• _Problem to work on_
Reproduce every entry exactly.

------------------------------

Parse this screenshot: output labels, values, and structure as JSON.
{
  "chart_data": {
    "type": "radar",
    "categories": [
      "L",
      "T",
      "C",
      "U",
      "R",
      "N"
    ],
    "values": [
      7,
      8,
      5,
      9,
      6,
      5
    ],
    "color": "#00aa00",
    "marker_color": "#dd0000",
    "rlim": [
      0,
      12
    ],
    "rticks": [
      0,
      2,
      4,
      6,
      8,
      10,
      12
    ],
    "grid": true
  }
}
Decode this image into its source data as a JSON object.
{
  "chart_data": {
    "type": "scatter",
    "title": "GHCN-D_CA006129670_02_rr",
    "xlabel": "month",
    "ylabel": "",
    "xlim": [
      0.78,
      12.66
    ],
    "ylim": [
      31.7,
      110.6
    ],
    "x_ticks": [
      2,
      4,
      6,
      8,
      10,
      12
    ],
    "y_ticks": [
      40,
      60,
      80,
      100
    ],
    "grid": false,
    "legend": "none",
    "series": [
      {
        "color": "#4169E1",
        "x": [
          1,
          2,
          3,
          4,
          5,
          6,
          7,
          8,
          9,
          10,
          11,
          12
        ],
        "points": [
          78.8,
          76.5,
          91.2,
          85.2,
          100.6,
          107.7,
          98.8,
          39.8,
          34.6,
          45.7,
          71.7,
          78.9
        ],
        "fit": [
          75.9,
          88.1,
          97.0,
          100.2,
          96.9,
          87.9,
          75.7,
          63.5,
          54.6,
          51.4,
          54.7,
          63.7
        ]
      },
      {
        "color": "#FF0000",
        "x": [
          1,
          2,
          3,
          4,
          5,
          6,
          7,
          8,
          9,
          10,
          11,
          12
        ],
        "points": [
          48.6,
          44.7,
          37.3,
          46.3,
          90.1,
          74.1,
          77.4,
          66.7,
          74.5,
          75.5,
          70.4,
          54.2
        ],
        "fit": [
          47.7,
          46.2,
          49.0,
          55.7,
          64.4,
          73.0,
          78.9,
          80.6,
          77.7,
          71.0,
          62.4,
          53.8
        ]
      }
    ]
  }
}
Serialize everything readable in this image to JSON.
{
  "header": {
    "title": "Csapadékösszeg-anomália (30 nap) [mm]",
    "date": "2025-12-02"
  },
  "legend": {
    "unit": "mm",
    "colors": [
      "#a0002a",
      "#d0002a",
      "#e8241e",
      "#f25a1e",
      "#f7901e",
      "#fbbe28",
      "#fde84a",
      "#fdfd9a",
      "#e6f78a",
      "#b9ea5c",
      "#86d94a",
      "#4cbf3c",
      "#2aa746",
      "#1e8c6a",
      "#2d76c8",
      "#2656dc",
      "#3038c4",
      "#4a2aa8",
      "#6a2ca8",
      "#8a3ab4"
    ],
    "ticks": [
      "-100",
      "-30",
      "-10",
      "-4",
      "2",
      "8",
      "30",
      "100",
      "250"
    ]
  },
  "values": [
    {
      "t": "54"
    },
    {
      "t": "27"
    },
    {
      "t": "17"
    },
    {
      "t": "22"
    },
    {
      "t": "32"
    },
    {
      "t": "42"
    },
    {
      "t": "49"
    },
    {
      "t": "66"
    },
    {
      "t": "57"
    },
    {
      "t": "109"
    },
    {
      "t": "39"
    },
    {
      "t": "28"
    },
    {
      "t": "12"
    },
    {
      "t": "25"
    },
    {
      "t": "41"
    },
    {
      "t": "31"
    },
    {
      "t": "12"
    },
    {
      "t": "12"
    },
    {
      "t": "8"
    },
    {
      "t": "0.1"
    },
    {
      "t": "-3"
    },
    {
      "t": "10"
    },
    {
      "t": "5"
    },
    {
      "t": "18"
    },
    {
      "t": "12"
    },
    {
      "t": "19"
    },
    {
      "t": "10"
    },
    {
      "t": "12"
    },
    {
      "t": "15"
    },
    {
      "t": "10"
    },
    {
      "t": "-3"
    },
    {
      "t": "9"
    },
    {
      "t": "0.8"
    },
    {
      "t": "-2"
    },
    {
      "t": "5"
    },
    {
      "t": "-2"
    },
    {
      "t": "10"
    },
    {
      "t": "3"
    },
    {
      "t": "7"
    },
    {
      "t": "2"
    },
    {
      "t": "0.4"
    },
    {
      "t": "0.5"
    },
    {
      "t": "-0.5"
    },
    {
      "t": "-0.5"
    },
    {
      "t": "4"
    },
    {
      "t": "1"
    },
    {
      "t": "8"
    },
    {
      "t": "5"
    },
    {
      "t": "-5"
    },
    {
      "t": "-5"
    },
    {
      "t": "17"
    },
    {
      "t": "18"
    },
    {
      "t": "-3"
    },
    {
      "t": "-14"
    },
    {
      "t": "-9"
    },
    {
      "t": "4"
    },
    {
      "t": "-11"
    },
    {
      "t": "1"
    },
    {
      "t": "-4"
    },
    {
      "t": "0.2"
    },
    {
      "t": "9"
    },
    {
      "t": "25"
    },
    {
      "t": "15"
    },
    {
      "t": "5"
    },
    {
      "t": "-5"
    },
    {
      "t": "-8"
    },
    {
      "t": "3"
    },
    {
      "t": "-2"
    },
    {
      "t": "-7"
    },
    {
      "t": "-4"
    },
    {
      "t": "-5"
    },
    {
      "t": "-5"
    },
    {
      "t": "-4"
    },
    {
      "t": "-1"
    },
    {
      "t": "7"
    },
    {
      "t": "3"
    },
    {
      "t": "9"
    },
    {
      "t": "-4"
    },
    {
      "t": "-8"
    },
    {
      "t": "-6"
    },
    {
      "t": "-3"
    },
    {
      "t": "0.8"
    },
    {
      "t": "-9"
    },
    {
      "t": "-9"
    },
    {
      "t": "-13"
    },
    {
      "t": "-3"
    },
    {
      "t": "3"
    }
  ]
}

------------------------------

• _Final result_
Parse this screenshot: output labels, values, and structure as JSON.
{
  "chart_data": {
    "type": "radar",
    "categories": [
      "L",
      "T",
      "C",
      "U",
      "R",
      "N"
    ],
    "values": [
      7,
      8,
      5,
      9,
      6,
      5
    ],
    "color": "#00aa00",
    "marker_color": "#dd0000",
    "rlim": [
      0,
      12
    ],
    "rticks": [
      0,
      2,
      4,
      6,
      8,
      10,
      12
    ],
    "grid": true
  }
}
Decode this image into its source data as a JSON object.
{
  "chart_data": {
    "type": "scatter",
    "title": "GHCN-D_CA006129670_02_rr",
    "xlabel": "month",
    "ylabel": "",
    "xlim": [
      0.78,
      12.66
    ],
    "ylim": [
      31.7,
      110.6
    ],
    "x_ticks": [
      2,
      4,
      6,
      8,
      10,
      12
    ],
    "y_ticks": [
      40,
      60,
      80,
      100
    ],
    "grid": false,
    "legend": "none",
    "series": [
      {
        "color": "#4169E1",
        "x": [
          1,
          2,
          3,
          4,
          5,
          6,
          7,
          8,
          9,
          10,
          11,
          12
        ],
        "points": [
          78.8,
          76.5,
          91.2,
          85.2,
          100.6,
          107.7,
          98.8,
          39.8,
          34.6,
          45.7,
          71.7,
          78.9
        ],
        "fit": [
          75.9,
          88.1,
          97.0,
          100.2,
          96.9,
          87.9,
          75.7,
          63.5,
          54.6,
          51.4,
          54.7,
          63.7
        ]
      },
      {
        "color": "#FF0000",
        "x": [
          1,
          2,
          3,
          4,
          5,
          6,
          7,
          8,
          9,
          10,
          11,
          12
        ],
        "points": [
          48.6,
          44.7,
          37.3,
          46.3,
          90.1,
          74.1,
          77.4,
          66.7,
          74.5,
          75.5,
          70.4,
          54.2
        ],
        "fit": [
          47.7,
          46.2,
          49.0,
          55.7,
          64.4,
          73.0,
          78.9,
          80.6,
          77.7,
          71.0,
          62.4,
          53.8
        ]
      }
    ]
  }
}
Serialize everything readable in this image to JSON.
{
  "header": {
    "title": "Csapadékösszeg-anomália (30 nap) [mm]",
    "date": "2025-12-02"
  },
  "legend": {
    "unit": "mm",
    "colors": [
      "#a0002a",
      "#d0002a",
      "#e8241e",
      "#f25a1e",
      "#f7901e",
      "#fbbe28",
      "#fde84a",
      "#fdfd9a",
      "#e6f78a",
      "#b9ea5c",
      "#86d94a",
      "#4cbf3c",
      "#2aa746",
      "#1e8c6a",
      "#2d76c8",
      "#2656dc",
      "#3038c4",
      "#4a2aa8",
      "#6a2ca8",
      "#8a3ab4"
    ],
    "ticks": [
      "-100",
      "-30",
      "-10",
      "-4",
      "2",
      "8",
      "30",
      "100",
      "250"
    ]
  },
  "values": [
    {
      "t": "54"
    },
    {
      "t": "27"
    },
    {
      "t": "17"
    },
    {
      "t": "22"
    },
    {
      "t": "32"
    },
    {
      "t": "42"
    },
    {
      "t": "49"
    },
    {
      "t": "66"
    },
    {
      "t": "57"
    },
    {
      "t": "109"
    },
    {
      "t": "39"
    },
    {
      "t": "28"
    },
    {
      "t": "12"
    },
    {
      "t": "25"
    },
    {
      "t": "41"
    },
    {
      "t": "31"
    },
    {
      "t": "12"
    },
    {
      "t": "12"
    },
    {
      "t": "8"
    },
    {
      "t": "0.1"
    },
    {
      "t": "-3"
    },
    {
      "t": "10"
    },
    {
      "t": "5"
    },
    {
      "t": "18"
    },
    {
      "t": "12"
    },
    {
      "t": "19"
    },
    {
      "t": "10"
    },
    {
      "t": "12"
    },
    {
      "t": "15"
    },
    {
      "t": "10"
    },
    {
      "t": "-3"
    },
    {
      "t": "9"
    },
    {
      "t": "0.8"
    },
    {
      "t": "-2"
    },
    {
      "t": "5"
    },
    {
      "t": "-2"
    },
    {
      "t": "10"
    },
    {
      "t": "3"
    },
    {
      "t": "7"
    },
    {
      "t": "2"
    },
    {
      "t": "0.4"
    },
    {
      "t": "0.5"
    },
    {
      "t": "-0.5"
    },
    {
      "t": "-0.5"
    },
    {
      "t": "4"
    },
    {
      "t": "1"
    },
    {
      "t": "8"
    },
    {
      "t": "5"
    },
    {
      "t": "-5"
    },
    {
      "t": "-5"
    },
    {
      "t": "17"
    },
    {
      "t": "18"
    },
    {
      "t": "-3"
    },
    {
      "t": "-14"
    },
    {
      "t": "-9"
    },
    {
      "t": "4"
    },
    {
      "t": "-11"
    },
    {
      "t": "1"
    },
    {
      "t": "-4"
    },
    {
      "t": "0.2"
    },
    {
      "t": "9"
    },
    {
      "t": "25"
    },
    {
      "t": "15"
    },
    {
      "t": "5"
    },
    {
      "t": "-5"
    },
    {
      "t": "-8"
    },
    {
      "t": "3"
    },
    {
      "t": "-2"
    },
    {
      "t": "-7"
    },
    {
      "t": "-4"
    },
    {
      "t": "-5"
    },
    {
      "t": "-5"
    },
    {
      "t": "-4"
    },
    {
      "t": "-1"
    },
    {
      "t": "7"
    },
    {
      "t": "3"
    },
    {
      "t": "9"
    },
    {
      "t": "-4"
    },
    {
      "t": "-8"
    },
    {
      "t": "-6"
    },
    {
      "t": "-3"
    },
    {
      "t": "0.8"
    },
    {
      "t": "-9"
    },
    {
      "t": "-9"
    },
    {
      "t": "-13"
    },
    {
      "t": "-3"
    },
    {
      "t": "3"
    }
  ]
}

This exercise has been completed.